▶ **GOAL OF THE EXERCISE**: Give the number of lines in the listing below that include the word "legend", with nothing more.

▶ **MATERIAL FOR THE TASK**:
┄┄┄┄┄┄┄┄┄┄┄┄┄┄┄┄┄┄┄┄
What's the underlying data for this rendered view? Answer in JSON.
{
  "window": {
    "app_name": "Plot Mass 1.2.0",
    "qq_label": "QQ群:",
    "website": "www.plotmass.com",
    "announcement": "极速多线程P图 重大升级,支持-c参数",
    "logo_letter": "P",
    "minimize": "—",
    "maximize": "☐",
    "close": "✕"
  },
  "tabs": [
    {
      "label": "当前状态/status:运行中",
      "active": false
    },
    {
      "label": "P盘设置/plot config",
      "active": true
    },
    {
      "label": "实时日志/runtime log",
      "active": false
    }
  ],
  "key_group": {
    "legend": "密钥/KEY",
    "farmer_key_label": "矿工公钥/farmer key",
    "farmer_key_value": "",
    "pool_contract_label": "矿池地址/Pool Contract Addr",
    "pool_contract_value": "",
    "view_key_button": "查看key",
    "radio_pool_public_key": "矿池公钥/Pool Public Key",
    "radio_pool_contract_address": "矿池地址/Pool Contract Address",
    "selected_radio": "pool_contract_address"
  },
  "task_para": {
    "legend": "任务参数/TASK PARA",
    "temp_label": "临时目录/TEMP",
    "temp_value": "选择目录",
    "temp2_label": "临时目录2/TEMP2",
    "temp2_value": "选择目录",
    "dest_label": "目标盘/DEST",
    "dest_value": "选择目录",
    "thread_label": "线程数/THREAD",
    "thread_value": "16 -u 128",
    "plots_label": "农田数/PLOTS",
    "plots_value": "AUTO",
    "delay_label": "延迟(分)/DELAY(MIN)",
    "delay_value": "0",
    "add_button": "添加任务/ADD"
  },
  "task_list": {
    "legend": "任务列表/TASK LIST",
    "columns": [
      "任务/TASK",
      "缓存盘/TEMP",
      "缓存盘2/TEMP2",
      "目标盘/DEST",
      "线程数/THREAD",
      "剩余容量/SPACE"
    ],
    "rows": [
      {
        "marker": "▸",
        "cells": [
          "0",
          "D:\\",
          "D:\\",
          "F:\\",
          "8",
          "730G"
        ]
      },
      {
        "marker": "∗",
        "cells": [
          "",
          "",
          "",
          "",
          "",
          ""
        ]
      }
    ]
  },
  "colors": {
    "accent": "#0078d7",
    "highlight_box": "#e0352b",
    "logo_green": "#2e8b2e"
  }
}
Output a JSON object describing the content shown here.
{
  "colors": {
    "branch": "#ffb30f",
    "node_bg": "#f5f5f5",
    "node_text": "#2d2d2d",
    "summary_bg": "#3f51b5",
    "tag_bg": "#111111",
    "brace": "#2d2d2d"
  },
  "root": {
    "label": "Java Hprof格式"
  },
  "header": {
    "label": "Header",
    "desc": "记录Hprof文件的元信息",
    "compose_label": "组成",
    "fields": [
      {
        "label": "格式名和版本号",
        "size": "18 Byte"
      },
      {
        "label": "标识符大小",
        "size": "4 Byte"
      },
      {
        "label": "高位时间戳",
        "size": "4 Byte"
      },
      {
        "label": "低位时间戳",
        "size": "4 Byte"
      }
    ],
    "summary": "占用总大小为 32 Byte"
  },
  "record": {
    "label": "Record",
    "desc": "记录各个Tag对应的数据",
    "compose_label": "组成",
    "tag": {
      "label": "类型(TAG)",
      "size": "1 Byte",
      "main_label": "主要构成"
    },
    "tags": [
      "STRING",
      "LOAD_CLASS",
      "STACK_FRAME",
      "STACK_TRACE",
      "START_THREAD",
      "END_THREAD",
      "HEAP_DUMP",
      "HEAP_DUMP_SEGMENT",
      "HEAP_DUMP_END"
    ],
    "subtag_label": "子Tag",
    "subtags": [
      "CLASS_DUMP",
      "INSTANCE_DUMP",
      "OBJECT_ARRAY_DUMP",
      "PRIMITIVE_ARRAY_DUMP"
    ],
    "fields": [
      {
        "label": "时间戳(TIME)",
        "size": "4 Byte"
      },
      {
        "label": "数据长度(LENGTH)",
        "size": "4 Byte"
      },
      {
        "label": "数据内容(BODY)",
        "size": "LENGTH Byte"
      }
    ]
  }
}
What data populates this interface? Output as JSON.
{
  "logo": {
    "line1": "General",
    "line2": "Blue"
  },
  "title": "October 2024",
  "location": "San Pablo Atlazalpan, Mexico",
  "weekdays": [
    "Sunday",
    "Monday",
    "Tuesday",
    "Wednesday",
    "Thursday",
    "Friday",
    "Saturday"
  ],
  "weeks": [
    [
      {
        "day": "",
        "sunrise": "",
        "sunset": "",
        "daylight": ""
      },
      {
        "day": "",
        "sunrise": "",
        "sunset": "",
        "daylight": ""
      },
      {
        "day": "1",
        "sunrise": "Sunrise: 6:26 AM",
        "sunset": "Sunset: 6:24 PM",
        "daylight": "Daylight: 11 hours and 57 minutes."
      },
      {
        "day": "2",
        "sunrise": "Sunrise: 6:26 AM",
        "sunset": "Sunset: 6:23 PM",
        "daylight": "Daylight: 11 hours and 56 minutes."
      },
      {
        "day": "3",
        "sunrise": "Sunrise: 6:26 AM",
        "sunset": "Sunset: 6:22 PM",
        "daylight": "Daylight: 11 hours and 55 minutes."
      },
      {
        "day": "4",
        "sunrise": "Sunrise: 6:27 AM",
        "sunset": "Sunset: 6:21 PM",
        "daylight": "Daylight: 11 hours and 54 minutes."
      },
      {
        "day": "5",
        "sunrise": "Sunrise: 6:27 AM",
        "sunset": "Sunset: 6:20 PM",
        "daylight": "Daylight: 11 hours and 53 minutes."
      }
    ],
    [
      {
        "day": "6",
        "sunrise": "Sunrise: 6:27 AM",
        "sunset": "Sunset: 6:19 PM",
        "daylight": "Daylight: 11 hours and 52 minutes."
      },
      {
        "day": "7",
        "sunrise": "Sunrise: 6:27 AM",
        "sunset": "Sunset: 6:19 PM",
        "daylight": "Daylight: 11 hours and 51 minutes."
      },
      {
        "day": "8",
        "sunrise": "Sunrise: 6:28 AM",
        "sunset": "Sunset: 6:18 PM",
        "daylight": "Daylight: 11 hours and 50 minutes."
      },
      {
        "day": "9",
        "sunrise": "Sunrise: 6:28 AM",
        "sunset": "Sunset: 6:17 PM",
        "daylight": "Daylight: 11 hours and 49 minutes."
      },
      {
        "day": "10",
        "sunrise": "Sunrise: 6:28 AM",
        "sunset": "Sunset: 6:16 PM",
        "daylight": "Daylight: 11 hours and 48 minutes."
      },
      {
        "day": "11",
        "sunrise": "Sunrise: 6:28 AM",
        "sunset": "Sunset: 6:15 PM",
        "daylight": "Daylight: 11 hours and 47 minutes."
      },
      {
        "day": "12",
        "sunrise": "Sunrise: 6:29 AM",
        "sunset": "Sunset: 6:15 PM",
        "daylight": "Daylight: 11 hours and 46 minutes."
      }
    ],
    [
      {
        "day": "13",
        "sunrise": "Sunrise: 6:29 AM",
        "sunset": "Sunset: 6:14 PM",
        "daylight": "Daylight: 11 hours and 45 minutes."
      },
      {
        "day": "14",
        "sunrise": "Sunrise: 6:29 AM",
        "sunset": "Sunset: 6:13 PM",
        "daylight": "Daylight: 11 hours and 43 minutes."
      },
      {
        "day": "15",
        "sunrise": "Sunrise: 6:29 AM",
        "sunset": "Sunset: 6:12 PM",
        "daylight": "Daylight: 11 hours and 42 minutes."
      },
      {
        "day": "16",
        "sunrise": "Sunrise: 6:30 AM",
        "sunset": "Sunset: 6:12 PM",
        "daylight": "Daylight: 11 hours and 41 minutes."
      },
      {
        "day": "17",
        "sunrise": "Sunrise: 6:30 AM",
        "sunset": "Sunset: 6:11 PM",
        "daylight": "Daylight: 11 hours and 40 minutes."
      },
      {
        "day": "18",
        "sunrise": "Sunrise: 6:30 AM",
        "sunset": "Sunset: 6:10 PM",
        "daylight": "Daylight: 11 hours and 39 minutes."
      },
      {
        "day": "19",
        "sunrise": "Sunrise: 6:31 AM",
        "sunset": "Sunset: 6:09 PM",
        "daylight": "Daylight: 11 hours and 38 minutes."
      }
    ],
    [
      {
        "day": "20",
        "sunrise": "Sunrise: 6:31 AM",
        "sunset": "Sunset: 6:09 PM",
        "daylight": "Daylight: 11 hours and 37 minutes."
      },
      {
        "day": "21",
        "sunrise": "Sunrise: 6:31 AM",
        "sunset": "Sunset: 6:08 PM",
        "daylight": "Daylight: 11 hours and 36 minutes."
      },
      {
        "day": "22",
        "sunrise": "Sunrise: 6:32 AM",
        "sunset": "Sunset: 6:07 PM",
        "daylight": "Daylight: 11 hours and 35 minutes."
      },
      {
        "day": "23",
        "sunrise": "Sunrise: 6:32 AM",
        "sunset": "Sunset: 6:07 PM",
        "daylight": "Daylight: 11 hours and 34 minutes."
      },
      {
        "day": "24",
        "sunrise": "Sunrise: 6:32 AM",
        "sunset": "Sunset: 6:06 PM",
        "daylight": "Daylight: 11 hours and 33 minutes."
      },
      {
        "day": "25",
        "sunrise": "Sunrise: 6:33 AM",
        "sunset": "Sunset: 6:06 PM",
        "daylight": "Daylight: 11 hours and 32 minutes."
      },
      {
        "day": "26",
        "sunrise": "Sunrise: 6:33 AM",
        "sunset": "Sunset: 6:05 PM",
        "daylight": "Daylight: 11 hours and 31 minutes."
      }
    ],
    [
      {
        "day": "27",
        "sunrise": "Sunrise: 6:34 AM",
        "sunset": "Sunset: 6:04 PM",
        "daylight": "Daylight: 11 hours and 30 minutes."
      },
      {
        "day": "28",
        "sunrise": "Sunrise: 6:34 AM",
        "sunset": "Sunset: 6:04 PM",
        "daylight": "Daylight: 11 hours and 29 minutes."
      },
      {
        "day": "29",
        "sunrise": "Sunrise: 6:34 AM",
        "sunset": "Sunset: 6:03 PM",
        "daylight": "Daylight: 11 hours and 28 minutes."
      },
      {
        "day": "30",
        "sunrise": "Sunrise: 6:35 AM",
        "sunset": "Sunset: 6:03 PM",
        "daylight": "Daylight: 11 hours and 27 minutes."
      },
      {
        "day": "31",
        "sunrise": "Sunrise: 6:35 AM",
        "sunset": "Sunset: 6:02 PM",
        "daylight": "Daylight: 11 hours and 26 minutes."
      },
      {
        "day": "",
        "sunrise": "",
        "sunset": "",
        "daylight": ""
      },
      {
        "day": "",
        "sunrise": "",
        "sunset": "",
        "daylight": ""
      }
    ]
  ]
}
┄┄┄┄┄┄┄┄┄┄┄┄┄┄┄┄┄┄┄┄
▶ **COMPLETE OUTPUT**: 3